● **原文段落**:
========================================================================

Fibonacci Tree

Time Limit: 4000/2000 MS (Java/Others)    Memory Limit: 32768/32768 K (Java/Others)

Problem Description

　　Coach Pang is interested in Fibonacci numbers while Uncle Yang wants him to do some research on Spanning Tree. So Coach Pang decides to solve the following problem:

　　Consider a bidirectional graph G with N vertices and M edges. All edges are painted into either white or black. Can we find a Spanning Tree with some positive Fibonacci number of white edges?

(Fibonacci number is defined as 1, 2, 3, 5, 8, ... )

Input

　　The first line of the input contains an integer T, the number of test cases.

　　For each test case, the first line contains two integers N(1 <= N <= 10⁵) and M(0 <= M <= 10⁵).

　　Then M lines follow, each contains three integers u, v (1 <= u,v <= N, u<> v) and c (0 <= c <= 1), indicating an edge between u and v with a color c (1 for white and 0 for black).

Output

　　For each test case, output a line “Case #x: s”. x is the case number and s is either “Yes” or “No” (without quotes) representing the answer to the problem.

Sample Input

2
4 4
1 2 1
2 3 1
3 4 1
1 4 0
5 6
1 2 1
1 3 1
1 4 1
1 5 1
3 5 1
4 2 1

Sample Output

Case #1: Yes
Case #2: No

Source

2013 Asia Chengdu Regional Contest

题意：问构成的生成树当中是否存在黑色边（边为1）数为斐波那契数

思路：求出生成树中最小包括的黑色边数。和最多黑色边数，假设有斐波那契数在两者之间，则能够构成。由于黑白边能够搭配使用

#include <algorithm>
#include <iostream>
#include <cstring>
#include <cstdio>
using namespace std;
int n,m;
int fibo[50];
int f[100010];
struct node
{
    int u,v,c;
} s[100010];

bool cmp1(node x , node y)

========================================================================

● **数据集部分**:

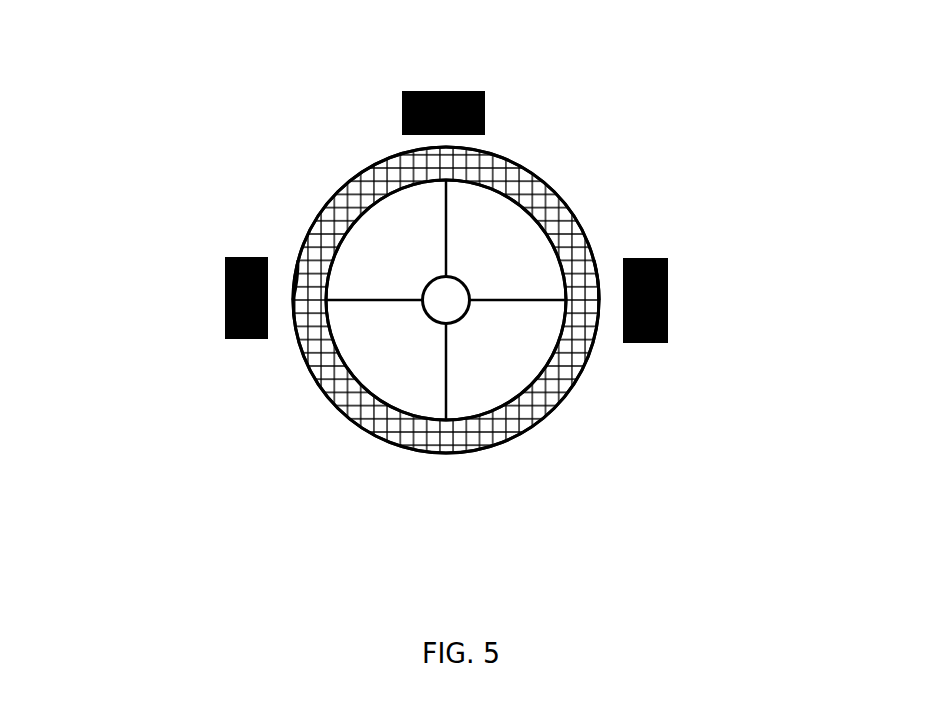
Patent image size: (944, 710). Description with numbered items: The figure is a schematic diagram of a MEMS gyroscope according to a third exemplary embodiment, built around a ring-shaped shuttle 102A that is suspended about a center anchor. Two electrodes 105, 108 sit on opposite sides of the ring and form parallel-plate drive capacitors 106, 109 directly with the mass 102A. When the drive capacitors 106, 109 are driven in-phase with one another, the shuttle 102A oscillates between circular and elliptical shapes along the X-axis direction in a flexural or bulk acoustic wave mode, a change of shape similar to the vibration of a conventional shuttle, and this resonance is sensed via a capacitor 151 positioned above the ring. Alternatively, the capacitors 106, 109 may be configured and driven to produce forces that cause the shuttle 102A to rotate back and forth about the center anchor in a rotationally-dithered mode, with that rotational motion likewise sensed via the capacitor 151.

========================================================================

● **任务说明**:
根据斐波那契树题目原文，回答以下问题：
1. 输入中 N 的取值范围是多少？
2. 样例输出的第二行是什么？
3. 这道题出自哪场比赛？

● **输出结果**:
1. 1 <= N <= 10⁵
2. Case #2: No
3. 2013 Asia Chengdu Regional Contest